I was reading about the gamblers ruin problem here, and they approach it with a difference equation.
The issue is that when I plug $p=\frac 1 2$, I get that the probability that the gambler will ever reach his goal becomes zero which is clearly not true.
Here is how I'm getting that:
The gambler starts with $a$ dollars and aims to get to $c$ dollars. He tosses a coin that has a probability $p$ of heads until he reaches either $c$ or $0$. The difference equation is given by:
$$s_c(a) = p s_c(a+1)+ (1-p)s_c(a-1)$$
Then, assuming $s_c(a) = z^n$ we get the characteristic polynomial:
$$pz^2-z+(1-p) = 0$$
We get the two solutions: $z = 1$, $z=\frac 1 p -1$.
So the general solution becomes:
$$s_c(a) = c_1 + c_2\left(\frac 1 p – 1\right)^a$$
Then we plug in the boundary conditions, one of which is $s_c(0)=0$.
Now here is where things get weird. If we plug $p =\frac 1 2$, the equation becomes:
$$s_c(a) = c_1$$
And since we know $s_c(0)=0$, this means $c_1 = 0$. So this implies that for $p=\frac 1 2$, $s_c(a)=0$. But this is obviously not true. What am I missing here?
Best Answer
What you are missing is that if $p=\frac{1}{2}$, then the two roots of the characteristic polynomial coincide. The general solution becomes $$s_c(n)=c_11^n + c_2n1^n=c_1+nc_2$$

• What you need to do:
• 1. In the gambler's ruin thread, rewrite the paragraph beginning "The gambler starts with" as a short list that keeps its main facts.
• 2. Recast the entries from the line with "candle-body (9, 531, 12, 533)" up to and including the line with "candle-body (112, 518, 115, 521)" as a numbered list, leaving out any blank lines.

• The records:

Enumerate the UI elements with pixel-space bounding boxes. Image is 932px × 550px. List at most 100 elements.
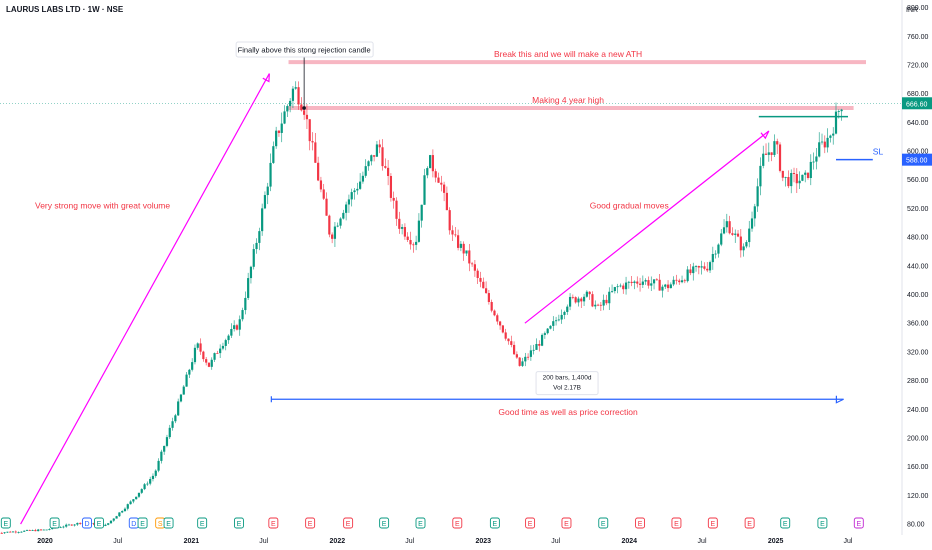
candle-body (9, 531, 12, 533)
sl-price-text: 588.00 (906, 158, 928, 165)
event-marker-letter: E (638, 521, 643, 528)
candle-body (487, 293, 490, 302)
event-marker (780, 517, 791, 529)
symbol-title: LAURUS LABS LTD · 1W · NSE (6, 5, 124, 14)
candle-body (664, 284, 667, 287)
candle-body (185, 374, 188, 387)
event-marker-letter: D (131, 521, 136, 528)
candle-body (123, 508, 127, 512)
candle-body (636, 281, 639, 284)
event-marker-letter: E (237, 521, 242, 528)
candle-body (753, 206, 756, 219)
candle-body (115, 516, 118, 519)
candle-body (109, 520, 113, 524)
candle-body (711, 254, 714, 263)
event-marker-letter: E (493, 521, 498, 528)
candle-body (272, 146, 275, 163)
candle-body (577, 298, 580, 303)
candle-body (179, 394, 183, 402)
candle-body (140, 489, 143, 493)
candle-body (602, 299, 605, 306)
candle-body (834, 111, 838, 134)
candle-body (213, 353, 216, 360)
candle-body (683, 280, 686, 282)
candle-body (112, 518, 115, 521)
event-marker (82, 517, 92, 529)
candle-body (244, 297, 247, 311)
event-marker (671, 517, 682, 529)
label-time-price-correction: Good time as well as price correction (498, 407, 638, 417)
candle-body (107, 523, 110, 525)
event-marker (163, 517, 174, 529)
candle-body (37, 529, 40, 532)
event-marker-letter: E (455, 521, 460, 528)
candle-body (510, 341, 513, 345)
candle-body (529, 350, 532, 357)
candle-body (143, 484, 146, 490)
candle-body (73, 524, 76, 526)
candle-body (563, 311, 566, 315)
candle-body (692, 266, 695, 274)
candle-body (353, 190, 356, 193)
event-marker (744, 517, 755, 529)
label-four-year-high: Making 4 year high (532, 95, 604, 105)
candle-body (6, 531, 9, 533)
candle-body (378, 144, 381, 148)
candle-body (221, 345, 225, 349)
candle-body (706, 268, 709, 271)
candle-body (739, 236, 742, 251)
event-marker-letter: E (52, 521, 57, 528)
candle-body (367, 161, 370, 167)
candle-body (448, 210, 451, 231)
candle-body (325, 198, 328, 216)
candle-body (333, 226, 337, 239)
candle-body (680, 280, 684, 283)
candle-body (48, 529, 51, 530)
candle-body (286, 106, 289, 112)
candle-body (3, 532, 6, 534)
candle-body (23, 530, 26, 532)
label-gradual-moves: Good gradual moves (590, 200, 669, 210)
candle-body (14, 531, 17, 533)
candle-body (610, 291, 614, 292)
candle-body (297, 87, 300, 105)
arrow-strong-move-head (262, 73, 270, 83)
candle-body (837, 111, 840, 112)
y-tick-label: 640.00 (907, 120, 929, 127)
range-box-bars: 200 bars, 1,400d (543, 375, 592, 382)
candle-body (429, 155, 432, 169)
candle-body (840, 109, 843, 112)
event-marker (561, 517, 572, 529)
candle-body (255, 242, 258, 250)
candle-body (812, 161, 815, 163)
candle-body (787, 176, 790, 187)
event-marker (305, 517, 316, 529)
candle-body (126, 504, 129, 509)
callout-text: Finally above this stong rejection candl… (238, 46, 371, 55)
candle-body (174, 415, 177, 422)
event-marker-letter: E (200, 521, 205, 528)
y-tick-label: 320.00 (907, 349, 929, 356)
event-marker (268, 517, 279, 529)
x-tick-label: 2023 (476, 538, 492, 545)
candle-body (375, 144, 379, 157)
candle-body (17, 532, 20, 533)
candle-body (70, 524, 73, 526)
x-tick-label: Jul (698, 538, 707, 545)
candle-body (498, 321, 502, 326)
candle-body (34, 530, 37, 532)
candle-body (546, 328, 549, 334)
arrow-gradual-moves-head (760, 130, 770, 140)
x-tick-label: 2020 (37, 538, 53, 545)
range-box (535, 371, 599, 396)
candle-body (249, 266, 253, 279)
event-marker (598, 517, 609, 529)
candle-body (345, 204, 348, 213)
candle-body (543, 333, 546, 335)
y-tick-label: 600.00 (907, 149, 929, 156)
candle-body (252, 249, 255, 267)
candle-body (468, 250, 471, 264)
candle-body (770, 152, 773, 155)
candle-body (303, 110, 306, 115)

• Response list:
• 1.
- The gambler starts with $a$ dollars and aims to reach $c$ dollars.
- He tosses a coin whose probability of heads is $p$.
- He keeps tossing until he reaches either $c$ or $0$.
- The situation is described by a difference equation.

• 2.
1. candle-body (9, 531, 12, 533)
2. sl-price-text: 588.00 (906, 158, 928, 165)
3. event-marker-letter: E (638, 521, 643, 528)
4. candle-body (487, 293, 490, 302)
5. event-marker (780, 517, 791, 529)
6. symbol-title: LAURUS LABS LTD · 1W · NSE (6, 5, 124, 14)
7. candle-body (664, 284, 667, 287)
8. candle-body (185, 374, 188, 387)
9. event-marker-letter: D (131, 521, 136, 528)
10. candle-body (123, 508, 127, 512)
11. candle-body (636, 281, 639, 284)
12. event-marker-letter: E (237, 521, 242, 528)
13. candle-body (753, 206, 756, 219)
14. candle-body (115, 516, 118, 519)
15. candle-body (109, 520, 113, 524)
16. candle-body (711, 254, 714, 263)
17. event-marker-letter: E (493, 521, 498, 528)
18. candle-body (272, 146, 275, 163)
19. candle-body (577, 298, 580, 303)
20. candle-body (179, 394, 183, 402)
21. candle-body (140, 489, 143, 493)
22. candle-body (602, 299, 605, 306)
23. candle-body (834, 111, 838, 134)
24. candle-body (213, 353, 216, 360)
25. candle-body (683, 280, 686, 282)
26. candle-body (112, 518, 115, 521)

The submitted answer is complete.